> _AIM OF THE TASK_
Find every line in the records below that holds the word "предоставления", and copy it out.

> _DATASET EXTRACT_
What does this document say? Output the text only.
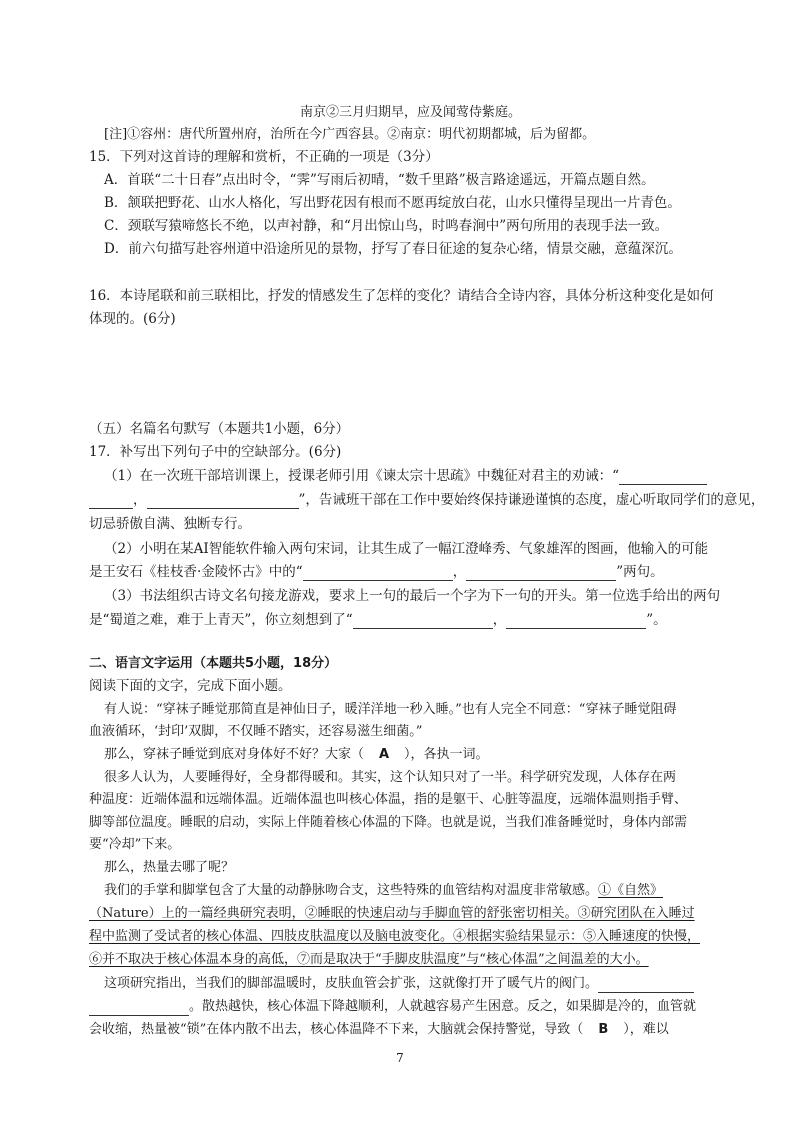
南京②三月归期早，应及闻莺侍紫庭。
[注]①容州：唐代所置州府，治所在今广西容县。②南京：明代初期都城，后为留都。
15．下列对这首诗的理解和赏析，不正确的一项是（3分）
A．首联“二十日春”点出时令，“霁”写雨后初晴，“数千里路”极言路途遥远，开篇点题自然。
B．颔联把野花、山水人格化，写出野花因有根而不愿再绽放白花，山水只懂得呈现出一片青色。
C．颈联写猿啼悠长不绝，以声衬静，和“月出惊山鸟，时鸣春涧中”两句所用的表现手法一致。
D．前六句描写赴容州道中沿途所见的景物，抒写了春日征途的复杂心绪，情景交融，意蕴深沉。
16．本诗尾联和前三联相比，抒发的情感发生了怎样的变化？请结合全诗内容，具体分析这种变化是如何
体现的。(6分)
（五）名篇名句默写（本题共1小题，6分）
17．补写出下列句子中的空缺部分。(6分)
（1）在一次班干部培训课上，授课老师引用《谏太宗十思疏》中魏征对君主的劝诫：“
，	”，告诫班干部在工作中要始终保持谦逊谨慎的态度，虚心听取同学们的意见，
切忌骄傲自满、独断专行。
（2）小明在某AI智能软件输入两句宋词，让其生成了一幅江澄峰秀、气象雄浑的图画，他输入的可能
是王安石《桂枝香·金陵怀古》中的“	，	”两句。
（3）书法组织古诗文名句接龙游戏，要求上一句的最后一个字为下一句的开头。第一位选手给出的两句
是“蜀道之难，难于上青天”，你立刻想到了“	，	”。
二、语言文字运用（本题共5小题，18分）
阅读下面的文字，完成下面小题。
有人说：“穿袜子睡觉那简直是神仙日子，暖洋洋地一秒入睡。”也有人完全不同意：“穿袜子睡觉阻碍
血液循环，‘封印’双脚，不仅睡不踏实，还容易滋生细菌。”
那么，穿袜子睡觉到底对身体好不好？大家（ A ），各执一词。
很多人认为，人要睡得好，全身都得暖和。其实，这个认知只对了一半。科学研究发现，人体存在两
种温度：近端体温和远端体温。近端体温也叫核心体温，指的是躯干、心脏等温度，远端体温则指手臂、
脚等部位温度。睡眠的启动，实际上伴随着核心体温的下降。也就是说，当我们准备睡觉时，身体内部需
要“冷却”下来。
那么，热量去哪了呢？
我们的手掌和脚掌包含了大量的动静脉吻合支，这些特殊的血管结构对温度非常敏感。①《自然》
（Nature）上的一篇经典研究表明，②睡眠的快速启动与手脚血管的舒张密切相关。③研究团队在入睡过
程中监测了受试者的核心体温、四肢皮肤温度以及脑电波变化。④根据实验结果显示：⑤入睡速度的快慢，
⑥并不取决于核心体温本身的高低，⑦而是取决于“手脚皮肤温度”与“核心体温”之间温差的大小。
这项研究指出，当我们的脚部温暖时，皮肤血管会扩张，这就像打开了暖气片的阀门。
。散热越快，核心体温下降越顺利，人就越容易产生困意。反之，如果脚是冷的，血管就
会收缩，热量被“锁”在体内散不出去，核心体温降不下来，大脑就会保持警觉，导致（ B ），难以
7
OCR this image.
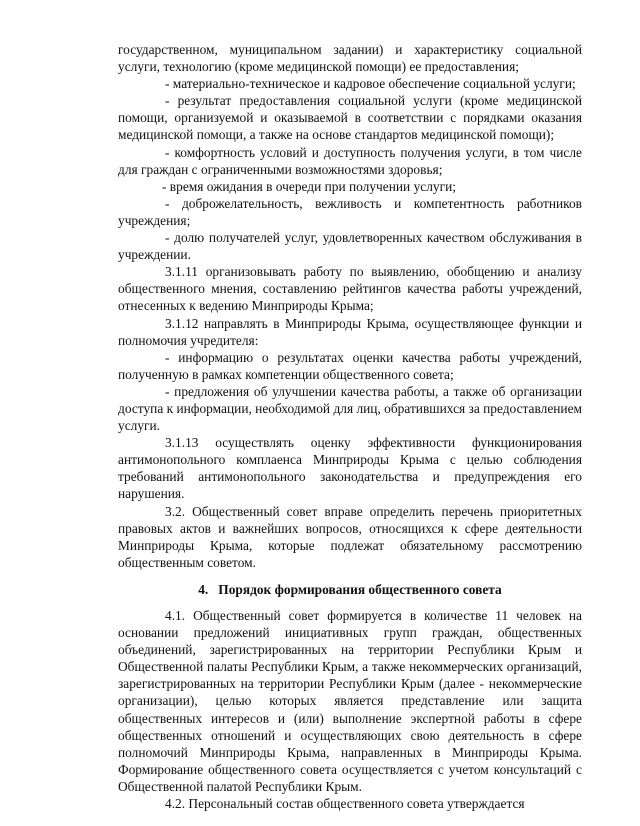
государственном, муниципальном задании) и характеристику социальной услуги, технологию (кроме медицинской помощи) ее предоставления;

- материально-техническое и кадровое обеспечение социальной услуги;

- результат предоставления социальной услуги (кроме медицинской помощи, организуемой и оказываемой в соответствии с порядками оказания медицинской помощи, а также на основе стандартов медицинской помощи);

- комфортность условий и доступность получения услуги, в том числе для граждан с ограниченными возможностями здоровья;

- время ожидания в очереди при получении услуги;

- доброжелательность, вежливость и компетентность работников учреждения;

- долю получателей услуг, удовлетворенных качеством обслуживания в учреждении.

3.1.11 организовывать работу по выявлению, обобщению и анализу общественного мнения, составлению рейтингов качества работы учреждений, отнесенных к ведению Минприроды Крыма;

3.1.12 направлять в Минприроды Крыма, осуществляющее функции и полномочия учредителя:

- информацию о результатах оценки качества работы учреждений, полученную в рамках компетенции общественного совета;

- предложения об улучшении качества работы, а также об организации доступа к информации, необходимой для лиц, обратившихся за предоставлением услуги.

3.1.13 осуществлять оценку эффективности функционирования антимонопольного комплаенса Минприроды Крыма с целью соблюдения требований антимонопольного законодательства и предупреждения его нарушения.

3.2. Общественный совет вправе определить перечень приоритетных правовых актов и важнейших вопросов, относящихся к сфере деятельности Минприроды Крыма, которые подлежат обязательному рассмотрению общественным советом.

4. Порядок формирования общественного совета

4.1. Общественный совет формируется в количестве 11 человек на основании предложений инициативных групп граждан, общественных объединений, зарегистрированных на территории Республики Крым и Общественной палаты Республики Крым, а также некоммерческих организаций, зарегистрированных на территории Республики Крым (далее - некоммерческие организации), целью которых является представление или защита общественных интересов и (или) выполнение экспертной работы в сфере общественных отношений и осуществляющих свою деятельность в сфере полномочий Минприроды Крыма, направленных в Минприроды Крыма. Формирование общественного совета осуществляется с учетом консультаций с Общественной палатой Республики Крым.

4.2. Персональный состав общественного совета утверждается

--

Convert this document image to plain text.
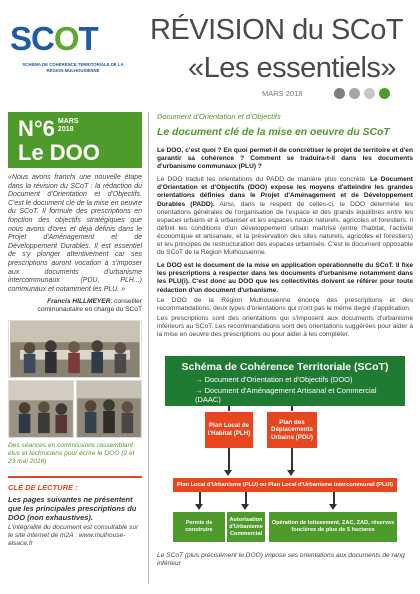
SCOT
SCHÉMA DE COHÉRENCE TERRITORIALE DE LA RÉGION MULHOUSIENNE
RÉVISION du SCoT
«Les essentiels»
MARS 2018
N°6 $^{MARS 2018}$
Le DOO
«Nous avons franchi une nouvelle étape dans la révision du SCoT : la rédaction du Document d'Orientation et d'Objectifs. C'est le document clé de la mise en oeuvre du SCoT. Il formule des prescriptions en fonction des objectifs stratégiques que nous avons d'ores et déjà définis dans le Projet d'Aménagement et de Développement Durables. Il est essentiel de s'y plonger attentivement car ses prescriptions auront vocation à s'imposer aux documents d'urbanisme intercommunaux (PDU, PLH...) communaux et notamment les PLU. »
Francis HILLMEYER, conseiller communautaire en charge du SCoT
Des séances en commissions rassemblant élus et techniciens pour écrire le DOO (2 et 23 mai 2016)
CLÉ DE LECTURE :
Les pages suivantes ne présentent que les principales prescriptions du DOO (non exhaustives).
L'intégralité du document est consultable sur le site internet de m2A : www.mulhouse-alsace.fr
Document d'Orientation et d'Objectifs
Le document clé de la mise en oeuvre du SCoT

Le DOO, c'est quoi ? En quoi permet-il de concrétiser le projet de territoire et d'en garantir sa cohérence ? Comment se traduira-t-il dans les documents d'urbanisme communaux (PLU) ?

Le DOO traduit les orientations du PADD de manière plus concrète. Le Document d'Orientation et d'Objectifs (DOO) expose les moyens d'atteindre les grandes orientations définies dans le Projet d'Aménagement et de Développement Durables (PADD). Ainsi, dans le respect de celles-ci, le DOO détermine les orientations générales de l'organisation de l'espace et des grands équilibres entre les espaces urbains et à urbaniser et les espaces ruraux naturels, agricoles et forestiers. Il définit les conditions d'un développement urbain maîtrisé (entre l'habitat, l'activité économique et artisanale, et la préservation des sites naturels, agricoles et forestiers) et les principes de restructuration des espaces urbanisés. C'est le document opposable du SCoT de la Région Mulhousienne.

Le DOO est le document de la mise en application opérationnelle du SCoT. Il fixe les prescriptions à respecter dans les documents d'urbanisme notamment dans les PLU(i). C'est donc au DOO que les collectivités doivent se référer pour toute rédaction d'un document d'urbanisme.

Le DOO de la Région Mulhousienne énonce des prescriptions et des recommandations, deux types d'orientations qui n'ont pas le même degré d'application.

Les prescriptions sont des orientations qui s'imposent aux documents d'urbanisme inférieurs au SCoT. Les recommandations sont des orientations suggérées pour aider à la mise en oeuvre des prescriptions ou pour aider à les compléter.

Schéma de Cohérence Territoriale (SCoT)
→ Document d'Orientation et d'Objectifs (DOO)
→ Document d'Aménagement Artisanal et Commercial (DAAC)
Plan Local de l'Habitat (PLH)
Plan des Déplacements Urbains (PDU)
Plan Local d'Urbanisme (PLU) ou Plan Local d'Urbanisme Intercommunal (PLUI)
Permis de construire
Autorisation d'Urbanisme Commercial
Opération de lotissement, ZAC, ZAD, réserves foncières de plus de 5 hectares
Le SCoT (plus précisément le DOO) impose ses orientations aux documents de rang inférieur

> _RIGHT ANSWER_
государственном, муниципальном задании) и характеристику социальной услуги, технологию (кроме медицинской помощи) ее предоставления;
- результат предоставления социальной услуги (кроме медицинской помощи, организуемой и оказываемой в соответствии с порядками оказания медицинской помощи, а также на основе стандартов медицинской помощи);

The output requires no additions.